**PROVIDED ENTRIES**
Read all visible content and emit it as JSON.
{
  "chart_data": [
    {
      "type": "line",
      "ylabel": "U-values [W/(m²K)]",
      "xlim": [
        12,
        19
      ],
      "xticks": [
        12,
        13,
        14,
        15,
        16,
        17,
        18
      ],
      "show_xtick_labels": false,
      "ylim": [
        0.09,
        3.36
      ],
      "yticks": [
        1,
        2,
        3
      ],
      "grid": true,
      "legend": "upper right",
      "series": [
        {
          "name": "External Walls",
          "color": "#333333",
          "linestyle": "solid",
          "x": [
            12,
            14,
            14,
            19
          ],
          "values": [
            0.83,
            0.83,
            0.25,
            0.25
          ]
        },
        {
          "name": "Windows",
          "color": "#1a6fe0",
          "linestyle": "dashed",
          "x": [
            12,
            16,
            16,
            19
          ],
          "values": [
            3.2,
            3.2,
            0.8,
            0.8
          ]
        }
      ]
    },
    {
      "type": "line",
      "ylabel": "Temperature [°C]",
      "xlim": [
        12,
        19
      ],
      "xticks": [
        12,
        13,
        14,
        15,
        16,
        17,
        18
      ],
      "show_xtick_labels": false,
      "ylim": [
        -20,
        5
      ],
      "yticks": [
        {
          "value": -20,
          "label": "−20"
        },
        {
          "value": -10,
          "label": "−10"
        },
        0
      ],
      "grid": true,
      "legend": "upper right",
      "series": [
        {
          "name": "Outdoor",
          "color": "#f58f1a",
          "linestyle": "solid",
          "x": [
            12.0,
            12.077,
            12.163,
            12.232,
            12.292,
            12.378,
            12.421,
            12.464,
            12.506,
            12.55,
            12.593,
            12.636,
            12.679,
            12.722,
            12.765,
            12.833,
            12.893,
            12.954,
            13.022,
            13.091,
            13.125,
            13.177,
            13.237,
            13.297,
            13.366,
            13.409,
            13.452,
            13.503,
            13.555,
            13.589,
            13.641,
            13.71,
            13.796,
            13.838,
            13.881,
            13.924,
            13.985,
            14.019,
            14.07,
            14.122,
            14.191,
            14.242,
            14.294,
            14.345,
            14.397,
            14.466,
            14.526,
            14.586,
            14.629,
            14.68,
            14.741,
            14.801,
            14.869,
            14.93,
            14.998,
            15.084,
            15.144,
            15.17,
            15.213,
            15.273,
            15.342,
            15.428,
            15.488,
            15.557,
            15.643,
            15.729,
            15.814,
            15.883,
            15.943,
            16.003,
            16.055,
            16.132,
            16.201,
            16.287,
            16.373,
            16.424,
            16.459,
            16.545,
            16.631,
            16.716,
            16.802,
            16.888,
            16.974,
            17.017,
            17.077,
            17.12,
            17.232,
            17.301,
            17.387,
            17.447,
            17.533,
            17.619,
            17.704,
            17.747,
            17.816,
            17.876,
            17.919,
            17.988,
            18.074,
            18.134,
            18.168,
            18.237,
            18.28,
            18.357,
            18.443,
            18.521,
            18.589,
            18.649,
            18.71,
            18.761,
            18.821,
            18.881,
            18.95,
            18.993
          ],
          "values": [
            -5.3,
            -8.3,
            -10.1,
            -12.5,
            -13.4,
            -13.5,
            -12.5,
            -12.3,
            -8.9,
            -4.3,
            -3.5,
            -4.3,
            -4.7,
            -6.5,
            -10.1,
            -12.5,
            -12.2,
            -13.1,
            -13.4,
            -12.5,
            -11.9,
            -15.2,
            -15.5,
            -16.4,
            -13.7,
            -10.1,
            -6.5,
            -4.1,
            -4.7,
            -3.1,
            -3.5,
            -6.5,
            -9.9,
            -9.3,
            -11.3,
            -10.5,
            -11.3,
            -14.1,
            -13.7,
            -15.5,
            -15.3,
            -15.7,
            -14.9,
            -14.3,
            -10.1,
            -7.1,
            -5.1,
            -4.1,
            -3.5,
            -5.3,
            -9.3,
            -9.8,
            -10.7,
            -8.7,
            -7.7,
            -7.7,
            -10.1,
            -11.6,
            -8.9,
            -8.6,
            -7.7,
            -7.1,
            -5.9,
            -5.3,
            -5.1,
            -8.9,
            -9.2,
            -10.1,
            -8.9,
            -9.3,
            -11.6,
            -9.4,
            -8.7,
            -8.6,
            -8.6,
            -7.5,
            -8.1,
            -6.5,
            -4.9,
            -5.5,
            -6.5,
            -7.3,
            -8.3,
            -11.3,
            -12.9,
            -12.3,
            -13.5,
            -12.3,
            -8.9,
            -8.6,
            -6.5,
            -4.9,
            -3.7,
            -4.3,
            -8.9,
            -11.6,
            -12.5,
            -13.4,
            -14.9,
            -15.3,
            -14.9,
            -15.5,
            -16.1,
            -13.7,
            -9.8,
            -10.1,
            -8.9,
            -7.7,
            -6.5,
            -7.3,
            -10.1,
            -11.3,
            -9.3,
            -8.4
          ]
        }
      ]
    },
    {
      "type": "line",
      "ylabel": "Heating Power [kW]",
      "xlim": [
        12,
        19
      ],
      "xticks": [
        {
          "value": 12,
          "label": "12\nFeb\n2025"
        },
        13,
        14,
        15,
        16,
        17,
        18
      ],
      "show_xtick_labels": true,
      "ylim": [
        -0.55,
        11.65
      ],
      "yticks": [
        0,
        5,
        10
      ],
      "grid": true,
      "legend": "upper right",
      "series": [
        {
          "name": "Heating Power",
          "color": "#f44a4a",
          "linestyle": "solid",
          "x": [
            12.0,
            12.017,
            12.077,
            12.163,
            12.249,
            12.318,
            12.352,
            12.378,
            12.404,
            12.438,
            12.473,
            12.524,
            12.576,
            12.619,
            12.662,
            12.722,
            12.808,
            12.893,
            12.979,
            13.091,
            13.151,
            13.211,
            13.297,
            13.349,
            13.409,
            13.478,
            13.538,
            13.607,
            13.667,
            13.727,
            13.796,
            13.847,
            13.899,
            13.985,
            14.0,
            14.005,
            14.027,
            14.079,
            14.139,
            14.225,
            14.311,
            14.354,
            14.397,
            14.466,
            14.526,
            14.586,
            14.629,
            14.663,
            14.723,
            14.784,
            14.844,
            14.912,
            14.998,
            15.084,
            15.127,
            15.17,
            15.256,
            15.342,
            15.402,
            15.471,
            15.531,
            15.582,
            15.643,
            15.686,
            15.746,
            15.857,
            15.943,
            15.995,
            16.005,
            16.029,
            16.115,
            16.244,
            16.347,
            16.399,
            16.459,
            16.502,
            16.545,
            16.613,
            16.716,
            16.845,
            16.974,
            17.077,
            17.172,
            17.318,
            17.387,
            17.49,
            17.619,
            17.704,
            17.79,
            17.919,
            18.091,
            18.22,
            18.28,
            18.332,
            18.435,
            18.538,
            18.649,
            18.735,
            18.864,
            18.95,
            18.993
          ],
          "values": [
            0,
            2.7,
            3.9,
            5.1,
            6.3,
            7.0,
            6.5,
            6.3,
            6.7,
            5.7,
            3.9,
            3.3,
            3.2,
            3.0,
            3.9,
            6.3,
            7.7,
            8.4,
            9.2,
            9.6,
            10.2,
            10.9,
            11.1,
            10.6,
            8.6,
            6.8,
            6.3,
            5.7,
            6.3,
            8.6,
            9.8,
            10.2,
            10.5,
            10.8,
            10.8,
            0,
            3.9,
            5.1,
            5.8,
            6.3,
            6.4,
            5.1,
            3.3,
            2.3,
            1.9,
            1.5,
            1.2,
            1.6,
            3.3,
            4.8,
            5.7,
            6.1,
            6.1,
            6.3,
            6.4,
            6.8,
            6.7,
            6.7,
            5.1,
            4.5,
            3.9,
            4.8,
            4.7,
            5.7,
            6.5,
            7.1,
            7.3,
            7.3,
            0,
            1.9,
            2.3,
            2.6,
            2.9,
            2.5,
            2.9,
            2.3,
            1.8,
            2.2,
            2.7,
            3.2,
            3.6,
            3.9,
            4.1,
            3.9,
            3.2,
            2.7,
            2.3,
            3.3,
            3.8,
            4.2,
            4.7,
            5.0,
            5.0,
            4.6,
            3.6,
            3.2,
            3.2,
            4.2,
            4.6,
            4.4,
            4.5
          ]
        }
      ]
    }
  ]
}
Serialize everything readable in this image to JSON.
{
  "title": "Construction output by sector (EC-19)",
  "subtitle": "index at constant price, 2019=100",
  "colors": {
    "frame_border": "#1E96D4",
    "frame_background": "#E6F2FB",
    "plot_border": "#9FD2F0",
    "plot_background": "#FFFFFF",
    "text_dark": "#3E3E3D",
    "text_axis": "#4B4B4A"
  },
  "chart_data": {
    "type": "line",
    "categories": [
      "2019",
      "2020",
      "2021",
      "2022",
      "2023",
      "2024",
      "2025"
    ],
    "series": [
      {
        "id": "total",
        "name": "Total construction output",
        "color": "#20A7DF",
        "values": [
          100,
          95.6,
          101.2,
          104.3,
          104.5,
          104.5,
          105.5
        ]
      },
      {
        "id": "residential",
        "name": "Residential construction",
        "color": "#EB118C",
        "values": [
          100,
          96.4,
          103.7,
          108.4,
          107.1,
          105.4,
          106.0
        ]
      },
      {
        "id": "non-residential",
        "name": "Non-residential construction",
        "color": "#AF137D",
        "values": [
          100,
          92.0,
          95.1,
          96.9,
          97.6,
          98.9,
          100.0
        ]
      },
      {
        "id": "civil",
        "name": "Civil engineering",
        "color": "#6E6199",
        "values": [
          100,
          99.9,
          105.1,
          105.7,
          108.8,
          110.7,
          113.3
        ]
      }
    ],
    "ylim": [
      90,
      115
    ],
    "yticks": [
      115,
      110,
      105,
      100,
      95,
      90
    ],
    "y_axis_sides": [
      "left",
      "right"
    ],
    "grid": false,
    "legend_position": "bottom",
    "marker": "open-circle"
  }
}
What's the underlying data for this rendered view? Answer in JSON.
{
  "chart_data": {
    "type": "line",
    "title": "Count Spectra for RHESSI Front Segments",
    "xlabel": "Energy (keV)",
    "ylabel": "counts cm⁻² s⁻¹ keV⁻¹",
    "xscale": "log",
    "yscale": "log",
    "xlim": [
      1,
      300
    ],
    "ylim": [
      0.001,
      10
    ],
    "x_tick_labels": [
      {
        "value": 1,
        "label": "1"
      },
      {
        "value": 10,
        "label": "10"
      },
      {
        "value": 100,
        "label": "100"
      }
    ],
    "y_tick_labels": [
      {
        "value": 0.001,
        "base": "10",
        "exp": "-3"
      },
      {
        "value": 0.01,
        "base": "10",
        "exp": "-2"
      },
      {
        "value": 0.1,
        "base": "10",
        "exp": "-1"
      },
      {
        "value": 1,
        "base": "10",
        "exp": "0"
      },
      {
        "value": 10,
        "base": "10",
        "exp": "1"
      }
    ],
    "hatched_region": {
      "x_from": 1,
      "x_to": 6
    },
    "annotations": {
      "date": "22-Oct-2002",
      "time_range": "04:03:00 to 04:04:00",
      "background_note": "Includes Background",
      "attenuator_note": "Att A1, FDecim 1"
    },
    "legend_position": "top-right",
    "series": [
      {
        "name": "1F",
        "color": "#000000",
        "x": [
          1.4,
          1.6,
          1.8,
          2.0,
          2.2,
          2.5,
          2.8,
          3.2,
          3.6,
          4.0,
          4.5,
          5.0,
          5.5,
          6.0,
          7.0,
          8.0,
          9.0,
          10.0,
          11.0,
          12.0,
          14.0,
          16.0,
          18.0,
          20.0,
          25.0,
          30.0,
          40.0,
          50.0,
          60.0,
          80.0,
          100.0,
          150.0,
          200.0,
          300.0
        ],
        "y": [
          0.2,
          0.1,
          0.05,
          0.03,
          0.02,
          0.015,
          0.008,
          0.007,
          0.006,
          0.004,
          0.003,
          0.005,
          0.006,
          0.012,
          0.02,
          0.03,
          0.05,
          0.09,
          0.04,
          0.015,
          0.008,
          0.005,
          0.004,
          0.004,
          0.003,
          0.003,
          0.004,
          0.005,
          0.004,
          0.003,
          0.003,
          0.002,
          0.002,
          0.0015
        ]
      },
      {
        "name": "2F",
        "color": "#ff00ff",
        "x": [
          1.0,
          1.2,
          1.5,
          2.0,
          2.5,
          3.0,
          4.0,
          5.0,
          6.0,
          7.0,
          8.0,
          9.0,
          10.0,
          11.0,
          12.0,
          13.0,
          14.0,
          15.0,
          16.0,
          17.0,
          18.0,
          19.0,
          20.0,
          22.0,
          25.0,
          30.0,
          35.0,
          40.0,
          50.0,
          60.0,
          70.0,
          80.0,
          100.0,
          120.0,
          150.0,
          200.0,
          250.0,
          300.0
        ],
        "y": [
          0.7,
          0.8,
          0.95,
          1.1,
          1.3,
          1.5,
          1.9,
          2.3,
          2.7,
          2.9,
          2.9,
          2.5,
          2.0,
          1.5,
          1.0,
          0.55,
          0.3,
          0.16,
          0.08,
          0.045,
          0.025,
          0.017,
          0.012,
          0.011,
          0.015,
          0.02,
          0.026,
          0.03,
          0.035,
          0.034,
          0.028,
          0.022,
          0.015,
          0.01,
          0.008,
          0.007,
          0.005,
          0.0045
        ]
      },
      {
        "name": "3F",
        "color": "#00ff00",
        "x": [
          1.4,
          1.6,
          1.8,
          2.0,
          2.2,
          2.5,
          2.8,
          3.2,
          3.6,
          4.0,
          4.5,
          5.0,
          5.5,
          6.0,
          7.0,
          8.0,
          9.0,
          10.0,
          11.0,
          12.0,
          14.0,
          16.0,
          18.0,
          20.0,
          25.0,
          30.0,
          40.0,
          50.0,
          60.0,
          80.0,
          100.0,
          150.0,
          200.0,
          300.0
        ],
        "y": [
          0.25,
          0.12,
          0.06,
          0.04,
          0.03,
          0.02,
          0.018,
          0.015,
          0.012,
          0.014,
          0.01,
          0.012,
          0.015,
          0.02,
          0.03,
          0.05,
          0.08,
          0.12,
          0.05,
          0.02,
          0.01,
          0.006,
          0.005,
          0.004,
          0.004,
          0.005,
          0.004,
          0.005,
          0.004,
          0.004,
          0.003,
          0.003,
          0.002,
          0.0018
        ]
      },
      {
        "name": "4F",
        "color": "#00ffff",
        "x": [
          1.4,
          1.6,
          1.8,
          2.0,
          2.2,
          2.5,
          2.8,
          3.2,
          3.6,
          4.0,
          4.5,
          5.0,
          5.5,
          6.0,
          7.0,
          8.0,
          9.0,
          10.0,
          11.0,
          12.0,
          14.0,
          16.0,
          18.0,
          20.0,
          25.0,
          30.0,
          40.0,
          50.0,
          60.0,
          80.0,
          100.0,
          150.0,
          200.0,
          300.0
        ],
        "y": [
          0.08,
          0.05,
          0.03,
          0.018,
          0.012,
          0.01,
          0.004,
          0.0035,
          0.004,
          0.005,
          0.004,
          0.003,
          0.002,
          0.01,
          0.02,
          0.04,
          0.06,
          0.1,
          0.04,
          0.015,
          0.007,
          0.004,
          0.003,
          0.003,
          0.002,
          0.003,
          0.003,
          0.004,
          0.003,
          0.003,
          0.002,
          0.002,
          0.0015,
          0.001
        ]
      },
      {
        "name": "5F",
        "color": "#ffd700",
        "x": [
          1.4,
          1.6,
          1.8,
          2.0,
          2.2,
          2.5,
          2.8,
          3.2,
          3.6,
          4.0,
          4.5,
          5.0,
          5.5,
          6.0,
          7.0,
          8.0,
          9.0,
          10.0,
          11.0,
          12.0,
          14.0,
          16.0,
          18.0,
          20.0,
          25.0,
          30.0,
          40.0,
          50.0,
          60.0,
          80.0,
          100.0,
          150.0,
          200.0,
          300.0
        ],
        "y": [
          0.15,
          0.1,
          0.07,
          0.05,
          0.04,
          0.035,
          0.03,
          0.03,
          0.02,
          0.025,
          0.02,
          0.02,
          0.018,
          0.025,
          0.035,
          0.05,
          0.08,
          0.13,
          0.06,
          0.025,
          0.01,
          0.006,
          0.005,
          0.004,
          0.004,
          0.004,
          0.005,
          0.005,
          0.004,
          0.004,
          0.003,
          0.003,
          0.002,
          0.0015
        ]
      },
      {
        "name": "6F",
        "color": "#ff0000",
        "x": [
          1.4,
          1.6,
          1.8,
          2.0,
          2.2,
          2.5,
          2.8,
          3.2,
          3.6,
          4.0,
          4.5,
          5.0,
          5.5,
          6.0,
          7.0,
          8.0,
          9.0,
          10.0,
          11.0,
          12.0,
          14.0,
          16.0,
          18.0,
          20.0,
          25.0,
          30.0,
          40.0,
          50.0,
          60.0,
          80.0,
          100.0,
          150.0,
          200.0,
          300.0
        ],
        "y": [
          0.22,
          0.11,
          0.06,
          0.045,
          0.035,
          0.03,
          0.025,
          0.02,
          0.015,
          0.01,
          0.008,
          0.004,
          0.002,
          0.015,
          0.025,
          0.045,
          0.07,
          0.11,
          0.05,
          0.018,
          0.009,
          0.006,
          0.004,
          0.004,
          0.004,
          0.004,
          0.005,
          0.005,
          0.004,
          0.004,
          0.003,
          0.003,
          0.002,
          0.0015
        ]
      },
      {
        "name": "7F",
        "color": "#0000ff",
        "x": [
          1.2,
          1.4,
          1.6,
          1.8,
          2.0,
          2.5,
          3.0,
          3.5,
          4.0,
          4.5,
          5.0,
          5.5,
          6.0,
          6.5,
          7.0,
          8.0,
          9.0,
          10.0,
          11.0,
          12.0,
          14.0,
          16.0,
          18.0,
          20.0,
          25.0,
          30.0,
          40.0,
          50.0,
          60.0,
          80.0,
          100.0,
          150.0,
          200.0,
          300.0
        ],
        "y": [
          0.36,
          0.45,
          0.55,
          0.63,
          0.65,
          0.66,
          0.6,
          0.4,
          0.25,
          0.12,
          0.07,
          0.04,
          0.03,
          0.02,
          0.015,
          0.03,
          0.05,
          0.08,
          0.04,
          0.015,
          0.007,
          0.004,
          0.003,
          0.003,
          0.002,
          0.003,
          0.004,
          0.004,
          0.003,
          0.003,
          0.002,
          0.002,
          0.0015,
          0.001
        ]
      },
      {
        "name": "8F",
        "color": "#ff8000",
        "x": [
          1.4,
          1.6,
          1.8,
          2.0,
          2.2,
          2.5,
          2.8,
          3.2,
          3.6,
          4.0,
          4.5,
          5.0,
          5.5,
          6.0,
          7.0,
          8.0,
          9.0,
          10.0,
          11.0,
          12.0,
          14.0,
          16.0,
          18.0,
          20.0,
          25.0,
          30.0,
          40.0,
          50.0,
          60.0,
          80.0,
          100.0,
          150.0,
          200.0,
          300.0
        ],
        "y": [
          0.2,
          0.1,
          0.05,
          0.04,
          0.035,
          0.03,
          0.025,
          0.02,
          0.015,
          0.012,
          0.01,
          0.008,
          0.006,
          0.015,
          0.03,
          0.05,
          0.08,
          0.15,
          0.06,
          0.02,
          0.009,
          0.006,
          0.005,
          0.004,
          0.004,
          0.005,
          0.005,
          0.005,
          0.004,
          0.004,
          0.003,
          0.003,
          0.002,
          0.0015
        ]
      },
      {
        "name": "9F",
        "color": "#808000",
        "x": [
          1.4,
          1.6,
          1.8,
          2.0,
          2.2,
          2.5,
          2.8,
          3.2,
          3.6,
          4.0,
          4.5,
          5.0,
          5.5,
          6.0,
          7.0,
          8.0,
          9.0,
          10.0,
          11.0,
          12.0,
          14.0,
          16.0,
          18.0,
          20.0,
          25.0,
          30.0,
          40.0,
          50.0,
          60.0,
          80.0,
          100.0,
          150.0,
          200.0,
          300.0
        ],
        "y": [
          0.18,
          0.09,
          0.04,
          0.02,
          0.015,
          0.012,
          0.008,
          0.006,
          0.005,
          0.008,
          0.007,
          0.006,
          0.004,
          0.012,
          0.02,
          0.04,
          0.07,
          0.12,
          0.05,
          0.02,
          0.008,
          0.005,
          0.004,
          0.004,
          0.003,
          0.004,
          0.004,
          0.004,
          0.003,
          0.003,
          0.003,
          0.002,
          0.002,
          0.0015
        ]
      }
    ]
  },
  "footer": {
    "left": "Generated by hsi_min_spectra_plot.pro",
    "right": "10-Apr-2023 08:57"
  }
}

**TASK PROMPT**
Copy every line above that includes the string "ylabel".

**SOLUTION TO THIS EXERCISE**
      "ylabel": "U-values [W/(m²K)]",
      "ylabel": "Temperature [°C]",
      "ylabel": "Heating Power [kW]",
    "ylabel": "counts cm⁻² s⁻¹ keV⁻¹",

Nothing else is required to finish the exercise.